All the data below goes into the copy word for word, but the pictures don't.

** START **

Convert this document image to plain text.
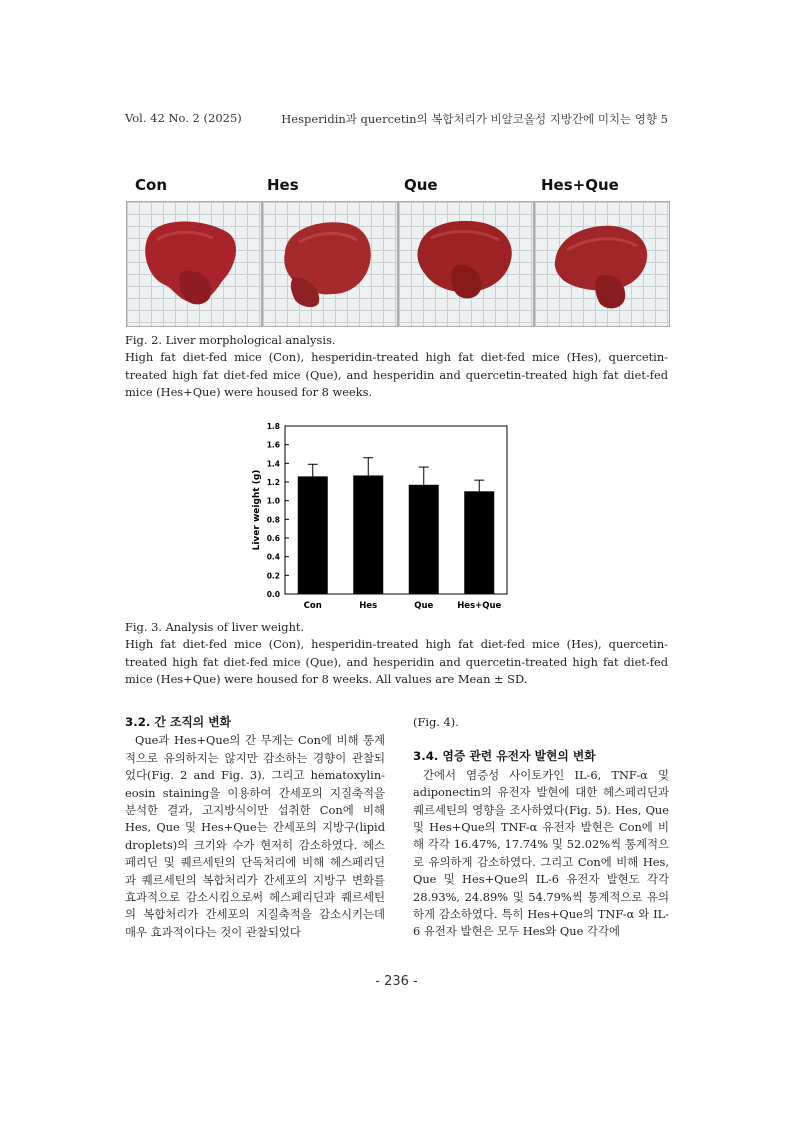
Vol. 42 No. 2 (2025)	Hesperidin과 quercetin의 복합처리가 비알코올성 지방간에 미치는 영향 5
Con	Hes	Que	Hes+Que

Fig. 2. Liver morphological analysis.

High fat diet-fed mice (Con), hesperidin-treated high fat diet-fed mice (Hes), quercetin-treated high fat diet-fed mice (Que), and hesperidin and quercetin-treated high fat diet-fed mice (Hes+Que) were housed for 8 weeks.

0.0
0.2
0.4
0.6
0.8
1.0
1.2
1.4
1.6
1.8
Liver weight (g)
Con	Hes	Que	Hes+Que

Fig. 3. Analysis of liver weight.

High fat diet-fed mice (Con), hesperidin-treated high fat diet-fed mice (Hes), quercetin-treated high fat diet-fed mice (Que), and hesperidin and quercetin-treated high fat diet-fed mice (Hes+Que) were housed for 8 weeks. All values are Mean ± SD.

3.2. 간 조직의 변화

Que과 Hes+Que의 간 무게는 Con에 비해 통계적으로 유의하지는 않지만 감소하는 경향이 관찰되었다(Fig. 2 and Fig. 3). 그리고 hematoxylin-eosin staining을 이용하여 간세포의 지질축적을 분석한 결과, 고지방식이만 섭취한 Con에 비해 Hes, Que 및 Hes+Que는 간세포의 지방구(lipid droplets)의 크기와 수가 현저히 감소하였다. 헤스페리딘 및 퀘르세틴의 단독처리에 비해 헤스페리딘과 퀘르세틴의 복합처리가 간세포의 지방구 변화를 효과적으로 감소시킴으로써 헤스페리딘과 퀘르세틴의 복합처리가 간세포의 지질축적을 감소시키는데 매우 효과적이다는 것이 관찰되었다

(Fig. 4).

3.4. 염증 관련 유전자 발현의 변화

간에서 염증성 사이토카인 IL-6, TNF-α 및 adiponectin의 유전자 발현에 대한 헤스페리딘과 퀘르세틴의 영향을 조사하였다(Fig. 5). Hes, Que 및 Hes+Que의 TNF-α 유전자 발현은 Con에 비해 각각 16.47%, 17.74% 및 52.02%씩 통계적으로 유의하게 감소하였다. 그리고 Con에 비해 Hes, Que 및 Hes+Que의 IL-6 유전자 발현도 각각 28.93%, 24.89% 및 54.79%씩 통계적으로 유의하게 감소하였다. 특히 Hes+Que의 TNF-α 와 IL-6 유전자 발현은 모두 Hes와 Que 각각에

- 236 -
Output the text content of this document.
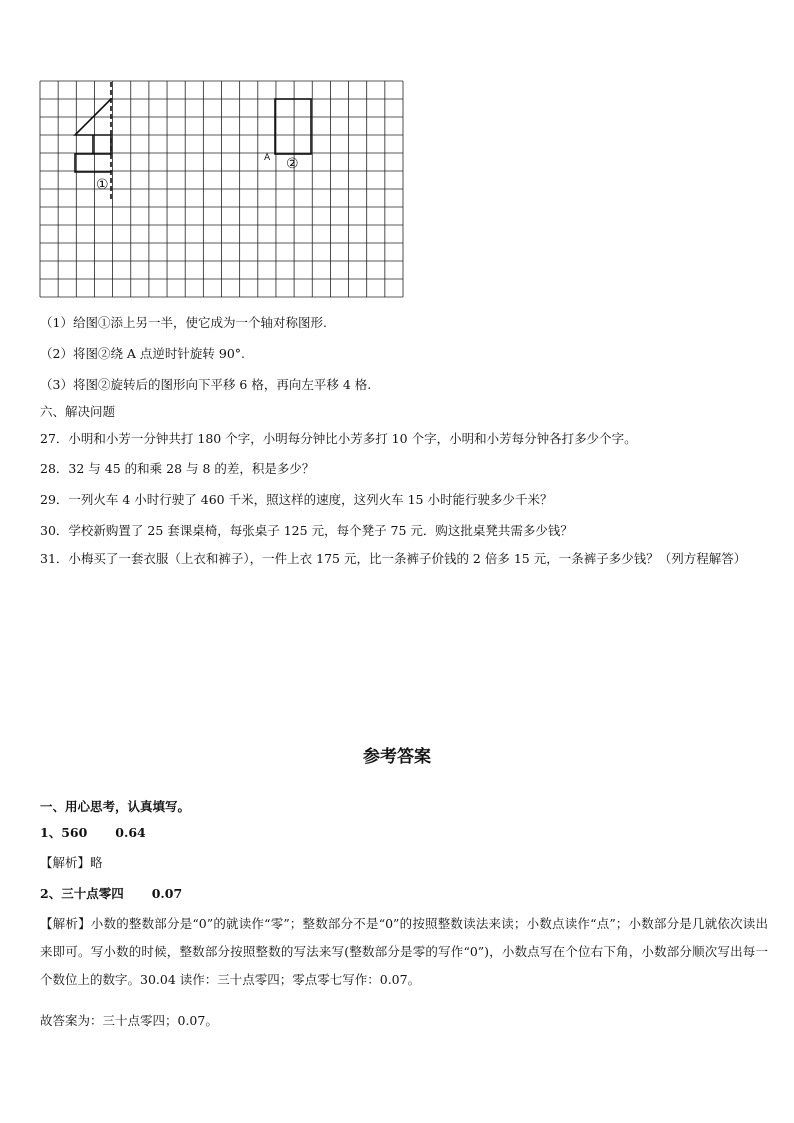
A ②
①
（1）给图①添上另一半，使它成为一个轴对称图形.
（2）将图②绕 A 点逆时针旋转 90°.
（3）将图②旋转后的图形向下平移 6 格，再向左平移 4 格.
六、解决问题
27．小明和小芳一分钟共打 180 个字，小明每分钟比小芳多打 10 个字，小明和小芳每分钟各打多少个字。
28．32 与 45 的和乘 28 与 8 的差，积是多少？
29．一列火车 4 小时行驶了 460 千米，照这样的速度，这列火车 15 小时能行驶多少千米？
30．学校新购置了 25 套课桌椅，每张桌子 125 元，每个凳子 75 元．购这批桌凳共需多少钱？
31．小梅买了一套衣服（上衣和裤子），一件上衣 175 元，比一条裤子价钱的 2 倍多 15 元，一条裤子多少钱？（列方程解答）
参考答案
一、用心思考，认真填写。
1、560 0.64
【解析】略
2、三十点零四 0.07
【解析】小数的整数部分是“0”的就读作“零”；整数部分不是“0”的按照整数读法来读；小数点读作“点”；小数部分是几就依次读出来即可。写小数的时候，整数部分按照整数的写法来写(整数部分是零的写作“0”)，小数点写在个位右下角，小数部分顺次写出每一个数位上的数字。30.04 读作：三十点零四；零点零七写作：0.07。
故答案为：三十点零四；0.07。
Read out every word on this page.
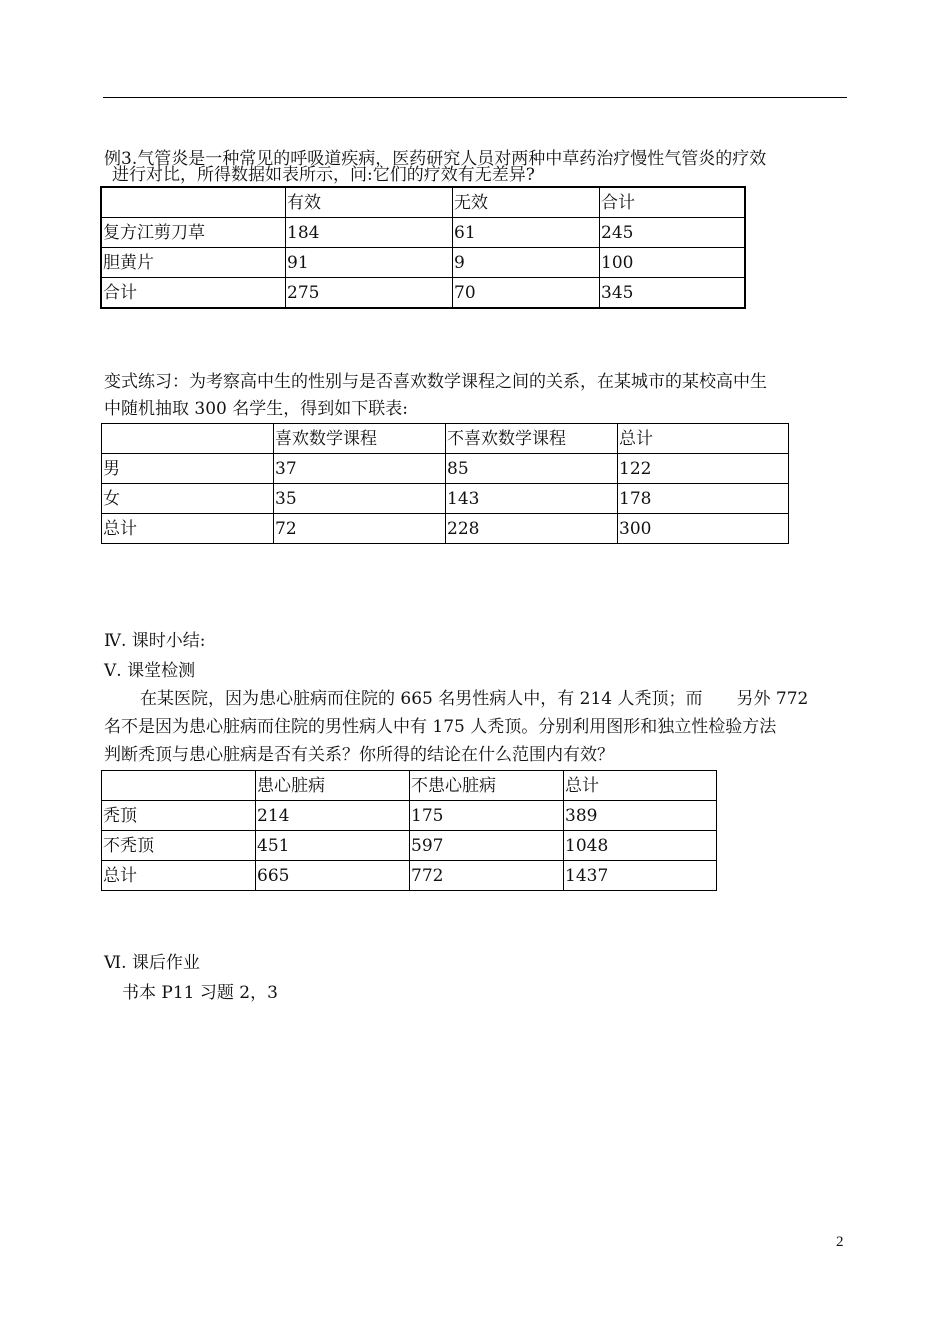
例3.气管炎是一种常见的呼吸道疾病，医药研究人员对两种中草药治疗慢性气管炎的疗效
进行对比，所得数据如表所示，问:它们的疗效有无差异?
	有效	无效	合计
复方江剪刀草	184	61	245
胆黄片	91	9	100
合计	275	70	345
变式练习：为考察高中生的性别与是否喜欢数学课程之间的关系，在某城市的某校高中生
中随机抽取 300 名学生，得到如下联表:
	喜欢数学课程	不喜欢数学课程	总计
男	37	85	122
女	35	143	178
总计	72	228	300
Ⅳ. 课时小结:
Ⅴ. 课堂检测
在某医院，因为患心脏病而住院的 665 名男性病人中，有 214 人秃顶；而　　另外 772
名不是因为患心脏病而住院的男性病人中有 175 人秃顶。分别利用图形和独立性检验方法
判断秃顶与患心脏病是否有关系？你所得的结论在什么范围内有效？
	患心脏病	不患心脏病	总计
秃顶	214	175	389
不秃顶	451	597	1048
总计	665	772	1437
Ⅵ. 课后作业
书本 P11 习题 2，3
2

** END **

--- SOLUTION BELOW ---
Convert this document image to plain text.
Vol. 42 No. 2 (2025)	Hesperidin과 quercetin의 복합처리가 비알코올성 지방간에 미치는 영향 5
Con	Hes	Que	Hes+Que

Fig. 2. Liver morphological analysis.

High fat diet-fed mice (Con), hesperidin-treated high fat diet-fed mice (Hes), quercetin-treated high fat diet-fed mice (Que), and hesperidin and quercetin-treated high fat diet-fed mice (Hes+Que) were housed for 8 weeks.

0.0
0.2
0.4
0.6
0.8
1.0
1.2
1.4
1.6
1.8
Liver weight (g)
Con	Hes	Que	Hes+Que

Fig. 3. Analysis of liver weight.

High fat diet-fed mice (Con), hesperidin-treated high fat diet-fed mice (Hes), quercetin-treated high fat diet-fed mice (Que), and hesperidin and quercetin-treated high fat diet-fed mice (Hes+Que) were housed for 8 weeks. All values are Mean ± SD.

3.2. 간 조직의 변화

Que과 Hes+Que의 간 무게는 Con에 비해 통계적으로 유의하지는 않지만 감소하는 경향이 관찰되었다(Fig. 2 and Fig. 3). 그리고 hematoxylin-eosin staining을 이용하여 간세포의 지질축적을 분석한 결과, 고지방식이만 섭취한 Con에 비해 Hes, Que 및 Hes+Que는 간세포의 지방구(lipid droplets)의 크기와 수가 현저히 감소하였다. 헤스페리딘 및 퀘르세틴의 단독처리에 비해 헤스페리딘과 퀘르세틴의 복합처리가 간세포의 지방구 변화를 효과적으로 감소시킴으로써 헤스페리딘과 퀘르세틴의 복합처리가 간세포의 지질축적을 감소시키는데 매우 효과적이다는 것이 관찰되었다

(Fig. 4).

3.4. 염증 관련 유전자 발현의 변화

간에서 염증성 사이토카인 IL-6, TNF-α 및 adiponectin의 유전자 발현에 대한 헤스페리딘과 퀘르세틴의 영향을 조사하였다(Fig. 5). Hes, Que 및 Hes+Que의 TNF-α 유전자 발현은 Con에 비해 각각 16.47%, 17.74% 및 52.02%씩 통계적으로 유의하게 감소하였다. 그리고 Con에 비해 Hes, Que 및 Hes+Que의 IL-6 유전자 발현도 각각 28.93%, 24.89% 및 54.79%씩 통계적으로 유의하게 감소하였다. 특히 Hes+Que의 TNF-α 와 IL-6 유전자 발현은 모두 Hes와 Que 각각에

- 236 -
Output the text content of this document.
A ②
①
（1）给图①添上另一半，使它成为一个轴对称图形.
（2）将图②绕 A 点逆时针旋转 90°.
（3）将图②旋转后的图形向下平移 6 格，再向左平移 4 格.
六、解决问题
27．小明和小芳一分钟共打 180 个字，小明每分钟比小芳多打 10 个字，小明和小芳每分钟各打多少个字。
28．32 与 45 的和乘 28 与 8 的差，积是多少？
29．一列火车 4 小时行驶了 460 千米，照这样的速度，这列火车 15 小时能行驶多少千米？
30．学校新购置了 25 套课桌椅，每张桌子 125 元，每个凳子 75 元．购这批桌凳共需多少钱？
31．小梅买了一套衣服（上衣和裤子），一件上衣 175 元，比一条裤子价钱的 2 倍多 15 元，一条裤子多少钱？（列方程解答）
参考答案
一、用心思考，认真填写。
1、560 0.64
【解析】略
2、三十点零四 0.07
【解析】小数的整数部分是“0”的就读作“零”；整数部分不是“0”的按照整数读法来读；小数点读作“点”；小数部分是几就依次读出来即可。写小数的时候，整数部分按照整数的写法来写(整数部分是零的写作“0”)，小数点写在个位右下角，小数部分顺次写出每一个数位上的数字。30.04 读作：三十点零四；零点零七写作：0.07。
故答案为：三十点零四；0.07。
Read out every word on this page.
例3.气管炎是一种常见的呼吸道疾病，医药研究人员对两种中草药治疗慢性气管炎的疗效
进行对比，所得数据如表所示，问:它们的疗效有无差异?
	有效	无效	合计
复方江剪刀草	184	61	245
胆黄片	91	9	100
合计	275	70	345
变式练习：为考察高中生的性别与是否喜欢数学课程之间的关系，在某城市的某校高中生
中随机抽取 300 名学生，得到如下联表:
	喜欢数学课程	不喜欢数学课程	总计
男	37	85	122
女	35	143	178
总计	72	228	300
Ⅳ. 课时小结:
Ⅴ. 课堂检测
在某医院，因为患心脏病而住院的 665 名男性病人中，有 214 人秃顶；而　　另外 772
名不是因为患心脏病而住院的男性病人中有 175 人秃顶。分别利用图形和独立性检验方法
判断秃顶与患心脏病是否有关系？你所得的结论在什么范围内有效？
	患心脏病	不患心脏病	总计
秃顶	214	175	389
不秃顶	451	597	1048
总计	665	772	1437
Ⅵ. 课后作业
书本 P11 习题 2，3
2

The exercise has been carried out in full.